>> BEGIN DATA IN THIS EXERCISE

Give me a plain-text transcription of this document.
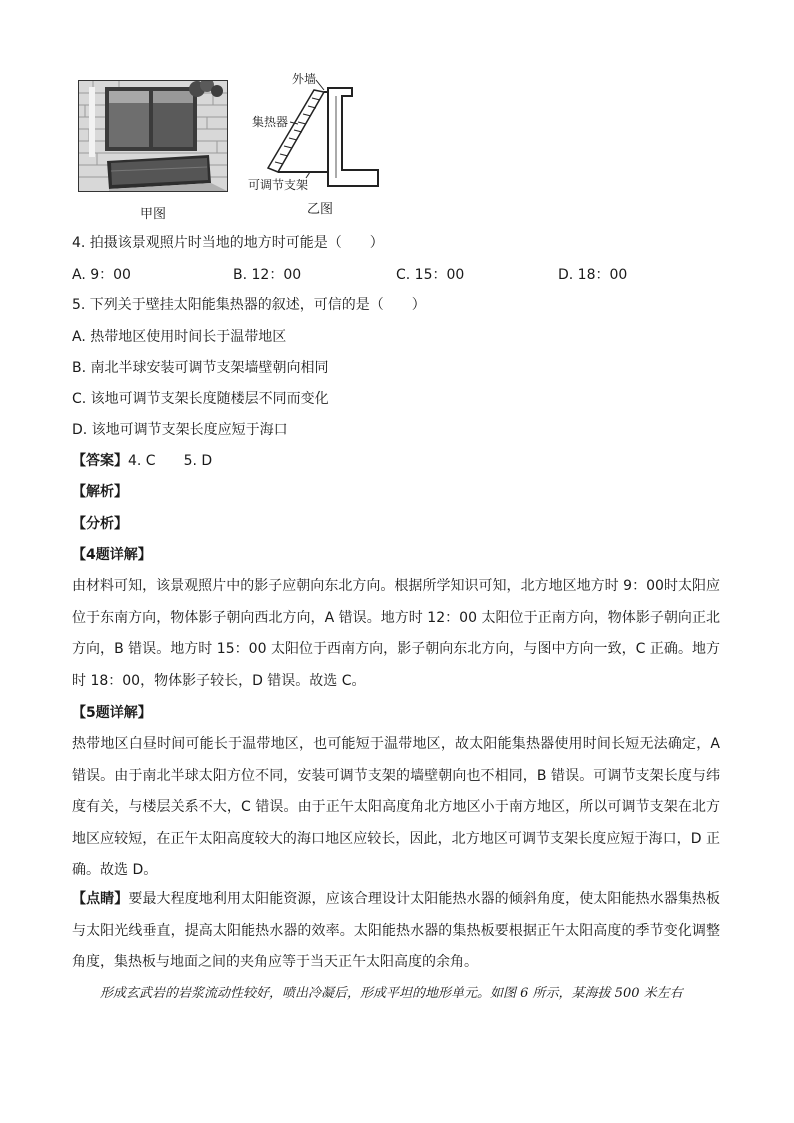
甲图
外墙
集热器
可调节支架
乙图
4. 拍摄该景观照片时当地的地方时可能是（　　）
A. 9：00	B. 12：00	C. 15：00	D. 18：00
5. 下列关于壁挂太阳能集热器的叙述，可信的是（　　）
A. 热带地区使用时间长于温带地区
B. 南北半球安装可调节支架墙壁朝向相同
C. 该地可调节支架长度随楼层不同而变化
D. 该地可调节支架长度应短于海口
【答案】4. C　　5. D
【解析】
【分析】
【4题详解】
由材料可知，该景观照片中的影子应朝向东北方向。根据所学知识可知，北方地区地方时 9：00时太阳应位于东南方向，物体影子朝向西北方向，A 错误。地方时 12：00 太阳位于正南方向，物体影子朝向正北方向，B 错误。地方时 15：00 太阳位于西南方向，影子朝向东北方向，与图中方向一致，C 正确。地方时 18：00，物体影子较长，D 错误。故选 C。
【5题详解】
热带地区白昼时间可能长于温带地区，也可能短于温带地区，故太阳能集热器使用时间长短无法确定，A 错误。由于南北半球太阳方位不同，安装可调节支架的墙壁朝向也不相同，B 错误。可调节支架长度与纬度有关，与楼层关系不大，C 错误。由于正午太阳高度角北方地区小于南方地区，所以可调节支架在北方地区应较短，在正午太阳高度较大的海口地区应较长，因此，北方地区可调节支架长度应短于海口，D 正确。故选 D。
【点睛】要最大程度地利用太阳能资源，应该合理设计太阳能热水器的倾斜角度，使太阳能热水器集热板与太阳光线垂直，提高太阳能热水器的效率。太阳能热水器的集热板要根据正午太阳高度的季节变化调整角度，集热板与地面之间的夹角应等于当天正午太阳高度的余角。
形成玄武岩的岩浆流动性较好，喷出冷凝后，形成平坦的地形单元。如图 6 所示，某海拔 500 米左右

>> END DATA IN THIS EXERCISE
>> BEGIN DATA IN THIS EXERCISE

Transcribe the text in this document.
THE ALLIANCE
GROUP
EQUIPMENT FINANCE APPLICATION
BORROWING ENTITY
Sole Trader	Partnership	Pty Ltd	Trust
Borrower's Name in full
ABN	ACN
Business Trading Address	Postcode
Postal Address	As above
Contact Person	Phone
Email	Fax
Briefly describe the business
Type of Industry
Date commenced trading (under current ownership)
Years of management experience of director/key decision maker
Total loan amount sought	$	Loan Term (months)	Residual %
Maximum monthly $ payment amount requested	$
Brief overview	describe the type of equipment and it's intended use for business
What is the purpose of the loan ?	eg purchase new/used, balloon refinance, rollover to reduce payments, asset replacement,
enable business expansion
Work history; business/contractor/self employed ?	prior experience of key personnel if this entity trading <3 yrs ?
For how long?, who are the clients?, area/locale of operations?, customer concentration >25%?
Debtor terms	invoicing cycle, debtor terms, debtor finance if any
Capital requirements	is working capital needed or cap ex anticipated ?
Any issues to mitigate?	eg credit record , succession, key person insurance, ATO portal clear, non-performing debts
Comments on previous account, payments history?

>> END DATA IN THIS EXERCISE

- EXERCISE OBJECTIVE -
Extract, from the material above, each line holding the word "amount".

- RESPONSE FOR THIS EXERCISE -
Total loan amount sought	$	Loan Term (months)	Residual %
Maximum monthly $ payment amount requested	$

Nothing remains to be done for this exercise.